• _Task brief_: Examine the records and identify each line that includes the string "South". Copy those lines.

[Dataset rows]
(begin)
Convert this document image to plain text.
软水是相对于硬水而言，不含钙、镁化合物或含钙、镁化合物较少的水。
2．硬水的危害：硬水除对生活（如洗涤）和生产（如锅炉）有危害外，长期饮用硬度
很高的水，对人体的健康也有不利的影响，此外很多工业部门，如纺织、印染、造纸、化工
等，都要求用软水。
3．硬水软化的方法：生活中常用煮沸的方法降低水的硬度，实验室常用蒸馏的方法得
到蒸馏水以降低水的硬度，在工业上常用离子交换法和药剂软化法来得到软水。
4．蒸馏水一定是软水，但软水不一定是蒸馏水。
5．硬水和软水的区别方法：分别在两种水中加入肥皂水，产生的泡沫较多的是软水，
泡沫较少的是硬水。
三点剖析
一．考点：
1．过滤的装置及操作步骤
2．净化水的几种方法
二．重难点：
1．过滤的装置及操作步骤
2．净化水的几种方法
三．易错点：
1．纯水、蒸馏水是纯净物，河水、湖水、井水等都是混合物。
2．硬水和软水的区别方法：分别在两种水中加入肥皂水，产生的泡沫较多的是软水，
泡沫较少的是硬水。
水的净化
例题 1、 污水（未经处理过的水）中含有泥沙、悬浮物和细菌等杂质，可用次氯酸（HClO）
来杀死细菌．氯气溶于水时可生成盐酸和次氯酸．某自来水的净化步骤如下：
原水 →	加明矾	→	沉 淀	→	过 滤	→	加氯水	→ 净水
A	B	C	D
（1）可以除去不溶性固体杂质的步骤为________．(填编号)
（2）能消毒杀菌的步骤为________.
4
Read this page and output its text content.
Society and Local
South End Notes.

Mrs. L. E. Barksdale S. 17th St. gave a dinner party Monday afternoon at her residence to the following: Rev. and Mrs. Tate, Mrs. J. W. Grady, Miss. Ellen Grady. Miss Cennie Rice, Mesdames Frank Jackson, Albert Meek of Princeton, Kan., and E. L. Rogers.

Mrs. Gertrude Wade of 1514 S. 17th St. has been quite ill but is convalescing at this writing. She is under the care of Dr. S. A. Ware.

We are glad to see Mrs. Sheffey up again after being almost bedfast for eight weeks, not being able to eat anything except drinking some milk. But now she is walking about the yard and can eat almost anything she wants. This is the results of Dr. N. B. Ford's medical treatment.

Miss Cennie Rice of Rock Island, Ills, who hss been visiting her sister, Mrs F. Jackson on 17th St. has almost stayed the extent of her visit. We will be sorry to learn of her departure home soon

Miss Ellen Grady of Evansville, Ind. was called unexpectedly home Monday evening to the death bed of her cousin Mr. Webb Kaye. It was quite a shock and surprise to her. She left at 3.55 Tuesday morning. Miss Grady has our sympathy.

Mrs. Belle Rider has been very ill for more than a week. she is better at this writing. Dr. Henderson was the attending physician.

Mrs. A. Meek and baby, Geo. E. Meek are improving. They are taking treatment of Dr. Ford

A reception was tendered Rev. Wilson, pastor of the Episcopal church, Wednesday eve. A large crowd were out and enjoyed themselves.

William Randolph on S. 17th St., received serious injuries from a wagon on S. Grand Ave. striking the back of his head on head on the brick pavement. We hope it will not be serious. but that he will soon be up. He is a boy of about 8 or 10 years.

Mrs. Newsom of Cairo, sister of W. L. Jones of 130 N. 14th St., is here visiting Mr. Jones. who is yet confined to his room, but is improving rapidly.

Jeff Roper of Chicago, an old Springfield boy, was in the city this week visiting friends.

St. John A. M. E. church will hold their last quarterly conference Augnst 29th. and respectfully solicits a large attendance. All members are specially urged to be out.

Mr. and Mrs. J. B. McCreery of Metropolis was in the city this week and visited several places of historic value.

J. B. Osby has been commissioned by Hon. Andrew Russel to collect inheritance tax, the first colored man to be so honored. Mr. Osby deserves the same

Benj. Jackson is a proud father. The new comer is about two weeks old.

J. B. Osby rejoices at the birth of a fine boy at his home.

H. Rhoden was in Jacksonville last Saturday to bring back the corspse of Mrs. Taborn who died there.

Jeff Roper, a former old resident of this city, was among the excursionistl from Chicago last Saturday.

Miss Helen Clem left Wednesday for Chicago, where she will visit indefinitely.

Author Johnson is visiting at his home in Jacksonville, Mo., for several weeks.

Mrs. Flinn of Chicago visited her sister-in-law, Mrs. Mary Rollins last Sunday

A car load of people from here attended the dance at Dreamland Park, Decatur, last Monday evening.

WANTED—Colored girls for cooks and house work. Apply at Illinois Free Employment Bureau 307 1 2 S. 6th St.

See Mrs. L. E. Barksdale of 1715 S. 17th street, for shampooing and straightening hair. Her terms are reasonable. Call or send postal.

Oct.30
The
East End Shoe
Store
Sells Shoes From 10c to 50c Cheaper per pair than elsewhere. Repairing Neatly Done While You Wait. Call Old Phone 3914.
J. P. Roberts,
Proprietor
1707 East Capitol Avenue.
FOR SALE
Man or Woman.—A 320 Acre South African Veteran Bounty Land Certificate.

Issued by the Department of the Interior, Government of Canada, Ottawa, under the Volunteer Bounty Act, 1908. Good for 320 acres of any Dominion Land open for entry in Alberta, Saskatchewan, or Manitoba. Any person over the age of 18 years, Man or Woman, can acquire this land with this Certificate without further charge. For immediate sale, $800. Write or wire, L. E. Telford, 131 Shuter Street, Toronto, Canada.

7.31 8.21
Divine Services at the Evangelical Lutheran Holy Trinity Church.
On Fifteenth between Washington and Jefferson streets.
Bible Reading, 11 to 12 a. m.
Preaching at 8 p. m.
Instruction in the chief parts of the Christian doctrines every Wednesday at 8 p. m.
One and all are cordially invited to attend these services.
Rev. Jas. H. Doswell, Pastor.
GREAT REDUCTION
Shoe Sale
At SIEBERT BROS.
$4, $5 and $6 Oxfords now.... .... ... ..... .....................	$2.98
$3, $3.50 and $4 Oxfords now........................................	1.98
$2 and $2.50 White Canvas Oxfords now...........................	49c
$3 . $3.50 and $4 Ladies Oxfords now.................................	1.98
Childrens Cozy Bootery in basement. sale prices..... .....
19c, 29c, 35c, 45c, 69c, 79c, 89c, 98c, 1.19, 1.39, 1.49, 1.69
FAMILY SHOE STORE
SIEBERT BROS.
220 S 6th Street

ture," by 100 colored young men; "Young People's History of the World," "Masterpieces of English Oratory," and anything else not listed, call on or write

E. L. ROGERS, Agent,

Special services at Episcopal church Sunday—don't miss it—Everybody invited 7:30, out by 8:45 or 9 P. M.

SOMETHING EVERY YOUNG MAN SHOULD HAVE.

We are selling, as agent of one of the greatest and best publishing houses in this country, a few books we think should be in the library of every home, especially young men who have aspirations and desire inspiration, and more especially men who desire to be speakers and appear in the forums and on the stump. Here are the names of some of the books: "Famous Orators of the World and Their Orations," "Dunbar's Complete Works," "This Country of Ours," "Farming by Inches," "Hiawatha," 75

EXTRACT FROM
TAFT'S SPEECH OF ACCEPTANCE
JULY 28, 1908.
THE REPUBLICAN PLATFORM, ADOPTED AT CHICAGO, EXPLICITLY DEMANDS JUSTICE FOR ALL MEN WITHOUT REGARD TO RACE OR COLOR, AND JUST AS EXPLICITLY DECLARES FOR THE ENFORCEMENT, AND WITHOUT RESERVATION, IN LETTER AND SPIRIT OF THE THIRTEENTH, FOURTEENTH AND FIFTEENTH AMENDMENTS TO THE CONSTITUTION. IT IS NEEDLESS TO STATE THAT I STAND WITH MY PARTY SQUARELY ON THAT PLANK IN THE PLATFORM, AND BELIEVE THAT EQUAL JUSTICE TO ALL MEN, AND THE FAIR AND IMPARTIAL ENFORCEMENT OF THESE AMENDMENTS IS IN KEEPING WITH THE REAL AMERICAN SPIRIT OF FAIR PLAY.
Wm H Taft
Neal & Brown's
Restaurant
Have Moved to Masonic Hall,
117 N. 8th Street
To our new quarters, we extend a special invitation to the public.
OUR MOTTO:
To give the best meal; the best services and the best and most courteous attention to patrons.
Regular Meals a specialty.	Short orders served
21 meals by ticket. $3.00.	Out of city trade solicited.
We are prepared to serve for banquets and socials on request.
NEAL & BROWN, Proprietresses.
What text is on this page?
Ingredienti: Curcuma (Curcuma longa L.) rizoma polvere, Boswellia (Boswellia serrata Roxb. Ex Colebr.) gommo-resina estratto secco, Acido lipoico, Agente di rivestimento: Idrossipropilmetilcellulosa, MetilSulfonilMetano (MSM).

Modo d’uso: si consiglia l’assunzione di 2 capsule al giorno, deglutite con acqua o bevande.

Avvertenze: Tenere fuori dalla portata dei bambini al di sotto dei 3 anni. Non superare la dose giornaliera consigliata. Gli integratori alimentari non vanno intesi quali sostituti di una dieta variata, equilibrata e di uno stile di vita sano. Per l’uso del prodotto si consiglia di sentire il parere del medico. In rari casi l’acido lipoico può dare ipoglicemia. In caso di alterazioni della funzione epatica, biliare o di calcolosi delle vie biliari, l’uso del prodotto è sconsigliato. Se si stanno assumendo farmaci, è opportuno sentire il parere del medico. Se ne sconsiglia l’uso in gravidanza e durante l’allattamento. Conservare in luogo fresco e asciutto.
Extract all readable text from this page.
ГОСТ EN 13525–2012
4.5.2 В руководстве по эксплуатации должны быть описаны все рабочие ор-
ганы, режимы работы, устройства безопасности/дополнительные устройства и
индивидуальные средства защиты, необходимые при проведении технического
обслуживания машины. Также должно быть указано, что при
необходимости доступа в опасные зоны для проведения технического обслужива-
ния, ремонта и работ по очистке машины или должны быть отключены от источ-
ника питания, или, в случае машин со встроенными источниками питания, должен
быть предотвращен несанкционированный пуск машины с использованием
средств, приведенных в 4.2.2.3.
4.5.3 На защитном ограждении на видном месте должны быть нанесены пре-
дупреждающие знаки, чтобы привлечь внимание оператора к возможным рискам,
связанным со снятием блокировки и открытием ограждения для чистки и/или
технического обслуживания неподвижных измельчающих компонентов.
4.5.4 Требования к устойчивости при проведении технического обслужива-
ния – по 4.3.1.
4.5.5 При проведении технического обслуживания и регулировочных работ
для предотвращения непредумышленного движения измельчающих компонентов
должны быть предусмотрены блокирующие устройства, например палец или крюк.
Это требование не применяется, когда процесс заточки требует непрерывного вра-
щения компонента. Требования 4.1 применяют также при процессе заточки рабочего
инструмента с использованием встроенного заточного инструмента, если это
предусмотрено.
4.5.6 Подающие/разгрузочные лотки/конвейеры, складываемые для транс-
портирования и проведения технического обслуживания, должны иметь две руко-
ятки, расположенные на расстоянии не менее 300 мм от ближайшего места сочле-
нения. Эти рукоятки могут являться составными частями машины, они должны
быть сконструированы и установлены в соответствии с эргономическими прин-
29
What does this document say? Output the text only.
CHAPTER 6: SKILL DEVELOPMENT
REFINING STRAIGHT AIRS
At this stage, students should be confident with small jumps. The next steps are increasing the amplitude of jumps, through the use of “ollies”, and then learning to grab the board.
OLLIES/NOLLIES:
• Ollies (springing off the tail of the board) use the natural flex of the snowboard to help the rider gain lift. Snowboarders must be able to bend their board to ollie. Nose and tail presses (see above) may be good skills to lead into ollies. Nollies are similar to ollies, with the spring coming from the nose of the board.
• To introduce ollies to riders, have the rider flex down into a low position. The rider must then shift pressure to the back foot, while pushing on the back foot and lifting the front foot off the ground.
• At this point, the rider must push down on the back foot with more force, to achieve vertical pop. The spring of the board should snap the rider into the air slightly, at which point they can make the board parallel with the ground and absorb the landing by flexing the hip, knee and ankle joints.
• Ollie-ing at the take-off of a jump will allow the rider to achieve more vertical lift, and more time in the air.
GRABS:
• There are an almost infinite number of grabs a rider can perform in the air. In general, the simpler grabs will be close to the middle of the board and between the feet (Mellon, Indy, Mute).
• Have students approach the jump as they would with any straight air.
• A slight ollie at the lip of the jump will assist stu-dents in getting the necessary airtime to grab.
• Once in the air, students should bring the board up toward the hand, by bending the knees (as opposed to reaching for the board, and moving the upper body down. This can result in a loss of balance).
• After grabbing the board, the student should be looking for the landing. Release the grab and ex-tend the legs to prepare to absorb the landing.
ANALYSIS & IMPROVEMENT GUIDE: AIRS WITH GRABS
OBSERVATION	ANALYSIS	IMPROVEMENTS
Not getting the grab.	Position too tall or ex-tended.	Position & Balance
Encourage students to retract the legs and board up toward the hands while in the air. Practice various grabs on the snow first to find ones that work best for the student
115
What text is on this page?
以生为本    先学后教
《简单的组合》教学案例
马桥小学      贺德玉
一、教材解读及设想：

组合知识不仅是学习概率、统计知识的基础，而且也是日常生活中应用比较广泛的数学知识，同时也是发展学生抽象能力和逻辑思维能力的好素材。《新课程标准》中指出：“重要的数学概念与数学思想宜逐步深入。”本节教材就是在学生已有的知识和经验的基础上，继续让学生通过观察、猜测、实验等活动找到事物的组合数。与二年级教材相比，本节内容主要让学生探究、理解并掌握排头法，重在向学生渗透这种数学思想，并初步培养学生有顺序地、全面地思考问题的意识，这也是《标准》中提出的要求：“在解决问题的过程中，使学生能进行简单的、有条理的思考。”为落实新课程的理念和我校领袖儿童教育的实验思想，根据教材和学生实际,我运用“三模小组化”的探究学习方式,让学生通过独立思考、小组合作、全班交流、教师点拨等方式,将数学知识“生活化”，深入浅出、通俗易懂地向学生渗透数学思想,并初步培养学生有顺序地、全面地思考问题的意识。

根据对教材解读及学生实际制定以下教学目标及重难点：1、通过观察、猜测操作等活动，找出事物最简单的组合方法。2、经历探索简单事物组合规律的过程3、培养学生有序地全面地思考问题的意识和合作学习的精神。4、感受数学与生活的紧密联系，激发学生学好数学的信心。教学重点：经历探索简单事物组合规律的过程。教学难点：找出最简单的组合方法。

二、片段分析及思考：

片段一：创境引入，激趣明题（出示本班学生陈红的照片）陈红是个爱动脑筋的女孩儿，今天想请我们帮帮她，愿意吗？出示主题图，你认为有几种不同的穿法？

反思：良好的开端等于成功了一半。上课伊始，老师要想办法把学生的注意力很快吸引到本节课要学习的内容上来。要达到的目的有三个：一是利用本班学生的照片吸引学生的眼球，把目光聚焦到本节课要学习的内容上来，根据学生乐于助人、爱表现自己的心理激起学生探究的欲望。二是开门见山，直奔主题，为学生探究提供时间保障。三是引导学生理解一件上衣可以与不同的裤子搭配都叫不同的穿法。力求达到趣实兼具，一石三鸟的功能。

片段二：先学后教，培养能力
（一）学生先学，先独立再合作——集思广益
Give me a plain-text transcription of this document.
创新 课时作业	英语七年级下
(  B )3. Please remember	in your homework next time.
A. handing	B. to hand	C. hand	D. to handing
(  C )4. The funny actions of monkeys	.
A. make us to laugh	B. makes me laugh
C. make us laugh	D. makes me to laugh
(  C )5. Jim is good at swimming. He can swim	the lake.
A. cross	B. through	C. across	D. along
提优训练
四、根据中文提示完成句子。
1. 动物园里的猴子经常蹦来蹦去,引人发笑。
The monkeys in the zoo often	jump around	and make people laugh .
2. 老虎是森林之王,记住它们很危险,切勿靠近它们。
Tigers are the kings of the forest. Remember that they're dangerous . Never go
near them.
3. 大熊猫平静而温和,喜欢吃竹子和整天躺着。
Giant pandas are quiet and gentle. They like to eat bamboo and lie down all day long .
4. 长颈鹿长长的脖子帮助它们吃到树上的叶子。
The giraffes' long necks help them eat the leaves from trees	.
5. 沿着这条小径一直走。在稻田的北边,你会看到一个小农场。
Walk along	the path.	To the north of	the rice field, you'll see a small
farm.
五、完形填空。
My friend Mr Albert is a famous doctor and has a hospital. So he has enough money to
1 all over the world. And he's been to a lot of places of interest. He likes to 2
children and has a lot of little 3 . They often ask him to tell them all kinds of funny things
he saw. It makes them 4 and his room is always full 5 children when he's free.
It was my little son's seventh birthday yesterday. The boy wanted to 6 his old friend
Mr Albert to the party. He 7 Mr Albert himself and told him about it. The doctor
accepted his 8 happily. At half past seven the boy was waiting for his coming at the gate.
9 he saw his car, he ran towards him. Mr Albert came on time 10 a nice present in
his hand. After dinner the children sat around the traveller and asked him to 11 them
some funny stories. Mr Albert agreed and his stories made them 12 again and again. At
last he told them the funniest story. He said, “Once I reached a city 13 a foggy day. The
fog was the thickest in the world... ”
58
(end)
• _Solution for this problem_:
South End Notes.
Man or Woman.—A 320 Acre South African Veteran Bounty Land Certificate.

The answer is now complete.